The request:
Set down the whole listing verbatim.

-- BEGIN --

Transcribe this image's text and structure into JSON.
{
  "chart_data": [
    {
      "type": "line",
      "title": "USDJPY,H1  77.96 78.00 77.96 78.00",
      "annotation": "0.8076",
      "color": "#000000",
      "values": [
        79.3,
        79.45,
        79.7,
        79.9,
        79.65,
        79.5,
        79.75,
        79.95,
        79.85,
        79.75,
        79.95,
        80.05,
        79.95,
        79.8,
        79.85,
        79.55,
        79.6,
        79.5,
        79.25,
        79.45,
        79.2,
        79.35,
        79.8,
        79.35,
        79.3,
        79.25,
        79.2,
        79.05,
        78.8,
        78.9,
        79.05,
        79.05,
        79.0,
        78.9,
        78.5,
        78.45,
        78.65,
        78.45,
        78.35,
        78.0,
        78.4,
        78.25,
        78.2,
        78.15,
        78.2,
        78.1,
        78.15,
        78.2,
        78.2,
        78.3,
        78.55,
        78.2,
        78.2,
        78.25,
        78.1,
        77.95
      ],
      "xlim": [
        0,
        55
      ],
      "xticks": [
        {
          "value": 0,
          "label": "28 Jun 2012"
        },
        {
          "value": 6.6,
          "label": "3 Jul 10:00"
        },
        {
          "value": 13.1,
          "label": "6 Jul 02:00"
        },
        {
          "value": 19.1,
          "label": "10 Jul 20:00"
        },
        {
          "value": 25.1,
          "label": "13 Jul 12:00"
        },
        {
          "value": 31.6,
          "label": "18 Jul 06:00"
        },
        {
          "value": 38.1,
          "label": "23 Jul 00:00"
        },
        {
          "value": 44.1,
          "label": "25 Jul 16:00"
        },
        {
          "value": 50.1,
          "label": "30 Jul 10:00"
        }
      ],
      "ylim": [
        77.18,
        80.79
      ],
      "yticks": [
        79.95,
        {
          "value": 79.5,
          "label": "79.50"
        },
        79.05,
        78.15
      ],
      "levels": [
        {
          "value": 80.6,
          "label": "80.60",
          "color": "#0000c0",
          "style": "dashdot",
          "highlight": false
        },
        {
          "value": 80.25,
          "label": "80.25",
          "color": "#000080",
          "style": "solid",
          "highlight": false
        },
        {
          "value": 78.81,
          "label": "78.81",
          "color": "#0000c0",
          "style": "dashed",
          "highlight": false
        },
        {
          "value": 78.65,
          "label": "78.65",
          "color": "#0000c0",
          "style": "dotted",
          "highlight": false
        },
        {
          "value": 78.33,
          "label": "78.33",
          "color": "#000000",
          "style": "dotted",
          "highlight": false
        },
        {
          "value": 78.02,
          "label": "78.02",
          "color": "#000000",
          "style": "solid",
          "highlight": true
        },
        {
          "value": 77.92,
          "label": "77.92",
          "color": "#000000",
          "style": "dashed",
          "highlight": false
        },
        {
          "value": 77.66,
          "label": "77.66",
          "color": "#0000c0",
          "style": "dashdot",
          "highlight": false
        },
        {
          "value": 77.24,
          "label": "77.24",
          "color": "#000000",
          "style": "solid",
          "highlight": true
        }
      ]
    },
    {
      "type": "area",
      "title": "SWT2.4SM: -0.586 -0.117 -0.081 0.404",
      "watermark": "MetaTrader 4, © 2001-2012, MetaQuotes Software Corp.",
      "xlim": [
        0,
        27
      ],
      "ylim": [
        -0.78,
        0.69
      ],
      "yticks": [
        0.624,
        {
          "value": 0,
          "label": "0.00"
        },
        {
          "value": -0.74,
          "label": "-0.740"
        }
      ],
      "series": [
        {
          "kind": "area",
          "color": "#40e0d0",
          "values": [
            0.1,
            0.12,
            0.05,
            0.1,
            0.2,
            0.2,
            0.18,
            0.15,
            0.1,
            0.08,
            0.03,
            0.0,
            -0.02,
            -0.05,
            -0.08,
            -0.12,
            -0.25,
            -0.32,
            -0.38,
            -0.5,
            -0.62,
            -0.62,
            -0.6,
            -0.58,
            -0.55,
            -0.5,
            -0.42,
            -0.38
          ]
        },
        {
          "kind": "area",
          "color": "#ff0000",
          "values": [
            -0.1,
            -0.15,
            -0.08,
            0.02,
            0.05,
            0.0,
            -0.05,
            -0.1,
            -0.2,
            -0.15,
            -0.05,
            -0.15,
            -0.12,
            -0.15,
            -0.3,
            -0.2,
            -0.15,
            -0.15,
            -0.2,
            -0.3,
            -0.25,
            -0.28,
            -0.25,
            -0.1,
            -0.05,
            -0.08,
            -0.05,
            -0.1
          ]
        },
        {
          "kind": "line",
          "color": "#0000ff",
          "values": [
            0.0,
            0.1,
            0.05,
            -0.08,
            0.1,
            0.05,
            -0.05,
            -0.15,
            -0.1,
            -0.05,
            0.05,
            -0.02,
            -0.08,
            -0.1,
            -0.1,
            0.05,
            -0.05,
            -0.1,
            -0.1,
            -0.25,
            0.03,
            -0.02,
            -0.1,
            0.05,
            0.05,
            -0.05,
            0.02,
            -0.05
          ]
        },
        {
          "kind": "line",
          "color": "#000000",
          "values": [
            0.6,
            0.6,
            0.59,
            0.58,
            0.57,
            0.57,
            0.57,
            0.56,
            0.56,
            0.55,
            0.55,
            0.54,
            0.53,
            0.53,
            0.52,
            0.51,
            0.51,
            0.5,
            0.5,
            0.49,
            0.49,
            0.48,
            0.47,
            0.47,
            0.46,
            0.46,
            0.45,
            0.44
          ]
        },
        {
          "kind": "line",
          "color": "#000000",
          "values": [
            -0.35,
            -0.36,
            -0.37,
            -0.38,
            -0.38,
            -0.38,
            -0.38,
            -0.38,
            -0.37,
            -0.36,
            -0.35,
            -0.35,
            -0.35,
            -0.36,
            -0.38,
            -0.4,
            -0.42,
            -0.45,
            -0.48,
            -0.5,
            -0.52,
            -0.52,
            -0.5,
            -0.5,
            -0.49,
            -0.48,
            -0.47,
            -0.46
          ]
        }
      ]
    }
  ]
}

-- END --

Response to the exercise:
Transcribe this image's text and structure into JSON.
{
  "chart_data": [
    {
      "type": "line",
      "title": "USDJPY,H1  77.96 78.00 77.96 78.00",
      "annotation": "0.8076",
      "color": "#000000",
      "values": [
        79.3,
        79.45,
        79.7,
        79.9,
        79.65,
        79.5,
        79.75,
        79.95,
        79.85,
        79.75,
        79.95,
        80.05,
        79.95,
        79.8,
        79.85,
        79.55,
        79.6,
        79.5,
        79.25,
        79.45,
        79.2,
        79.35,
        79.8,
        79.35,
        79.3,
        79.25,
        79.2,
        79.05,
        78.8,
        78.9,
        79.05,
        79.05,
        79.0,
        78.9,
        78.5,
        78.45,
        78.65,
        78.45,
        78.35,
        78.0,
        78.4,
        78.25,
        78.2,
        78.15,
        78.2,
        78.1,
        78.15,
        78.2,
        78.2,
        78.3,
        78.55,
        78.2,
        78.2,
        78.25,
        78.1,
        77.95
      ],
      "xlim": [
        0,
        55
      ],
      "xticks": [
        {
          "value": 0,
          "label": "28 Jun 2012"
        },
        {
          "value": 6.6,
          "label": "3 Jul 10:00"
        },
        {
          "value": 13.1,
          "label": "6 Jul 02:00"
        },
        {
          "value": 19.1,
          "label": "10 Jul 20:00"
        },
        {
          "value": 25.1,
          "label": "13 Jul 12:00"
        },
        {
          "value": 31.6,
          "label": "18 Jul 06:00"
        },
        {
          "value": 38.1,
          "label": "23 Jul 00:00"
        },
        {
          "value": 44.1,
          "label": "25 Jul 16:00"
        },
        {
          "value": 50.1,
          "label": "30 Jul 10:00"
        }
      ],
      "ylim": [
        77.18,
        80.79
      ],
      "yticks": [
        79.95,
        {
          "value": 79.5,
          "label": "79.50"
        },
        79.05,
        78.15
      ],
      "levels": [
        {
          "value": 80.6,
          "label": "80.60",
          "color": "#0000c0",
          "style": "dashdot",
          "highlight": false
        },
        {
          "value": 80.25,
          "label": "80.25",
          "color": "#000080",
          "style": "solid",
          "highlight": false
        },
        {
          "value": 78.81,
          "label": "78.81",
          "color": "#0000c0",
          "style": "dashed",
          "highlight": false
        },
        {
          "value": 78.65,
          "label": "78.65",
          "color": "#0000c0",
          "style": "dotted",
          "highlight": false
        },
        {
          "value": 78.33,
          "label": "78.33",
          "color": "#000000",
          "style": "dotted",
          "highlight": false
        },
        {
          "value": 78.02,
          "label": "78.02",
          "color": "#000000",
          "style": "solid",
          "highlight": true
        },
        {
          "value": 77.92,
          "label": "77.92",
          "color": "#000000",
          "style": "dashed",
          "highlight": false
        },
        {
          "value": 77.66,
          "label": "77.66",
          "color": "#0000c0",
          "style": "dashdot",
          "highlight": false
        },
        {
          "value": 77.24,
          "label": "77.24",
          "color": "#000000",
          "style": "solid",
          "highlight": true
        }
      ]
    },
    {
      "type": "area",
      "title": "SWT2.4SM: -0.586 -0.117 -0.081 0.404",
      "watermark": "MetaTrader 4, © 2001-2012, MetaQuotes Software Corp.",
      "xlim": [
        0,
        27
      ],
      "ylim": [
        -0.78,
        0.69
      ],
      "yticks": [
        0.624,
        {
          "value": 0,
          "label": "0.00"
        },
        {
          "value": -0.74,
          "label": "-0.740"
        }
      ],
      "series": [
        {
          "kind": "area",
          "color": "#40e0d0",
          "values": [
            0.1,
            0.12,
            0.05,
            0.1,
            0.2,
            0.2,
            0.18,
            0.15,
            0.1,
            0.08,
            0.03,
            0.0,
            -0.02,
            -0.05,
            -0.08,
            -0.12,
            -0.25,
            -0.32,
            -0.38,
            -0.5,
            -0.62,
            -0.62,
            -0.6,
            -0.58,
            -0.55,
            -0.5,
            -0.42,
            -0.38
          ]
        },
        {
          "kind": "area",
          "color": "#ff0000",
          "values": [
            -0.1,
            -0.15,
            -0.08,
            0.02,
            0.05,
            0.0,
            -0.05,
            -0.1,
            -0.2,
            -0.15,
            -0.05,
            -0.15,
            -0.12,
            -0.15,
            -0.3,
            -0.2,
            -0.15,
            -0.15,
            -0.2,
            -0.3,
            -0.25,
            -0.28,
            -0.25,
            -0.1,
            -0.05,
            -0.08,
            -0.05,
            -0.1
          ]
        },
        {
          "kind": "line",
          "color": "#0000ff",
          "values": [
            0.0,
            0.1,
            0.05,
            -0.08,
            0.1,
            0.05,
            -0.05,
            -0.15,
            -0.1,
            -0.05,
            0.05,
            -0.02,
            -0.08,
            -0.1,
            -0.1,
            0.05,
            -0.05,
            -0.1,
            -0.1,
            -0.25,
            0.03,
            -0.02,
            -0.1,
            0.05,
            0.05,
            -0.05,
            0.02,
            -0.05
          ]
        },
        {
          "kind": "line",
          "color": "#000000",
          "values": [
            0.6,
            0.6,
            0.59,
            0.58,
            0.57,
            0.57,
            0.57,
            0.56,
            0.56,
            0.55,
            0.55,
            0.54,
            0.53,
            0.53,
            0.52,
            0.51,
            0.51,
            0.5,
            0.5,
            0.49,
            0.49,
            0.48,
            0.47,
            0.47,
            0.46,
            0.46,
            0.45,
            0.44
          ]
        },
        {
          "kind": "line",
          "color": "#000000",
          "values": [
            -0.35,
            -0.36,
            -0.37,
            -0.38,
            -0.38,
            -0.38,
            -0.38,
            -0.38,
            -0.37,
            -0.36,
            -0.35,
            -0.35,
            -0.35,
            -0.36,
            -0.38,
            -0.4,
            -0.42,
            -0.45,
            -0.48,
            -0.5,
            -0.52,
            -0.52,
            -0.5,
            -0.5,
            -0.49,
            -0.48,
            -0.47,
            -0.46
          ]
        }
      ]
    }
  ]
}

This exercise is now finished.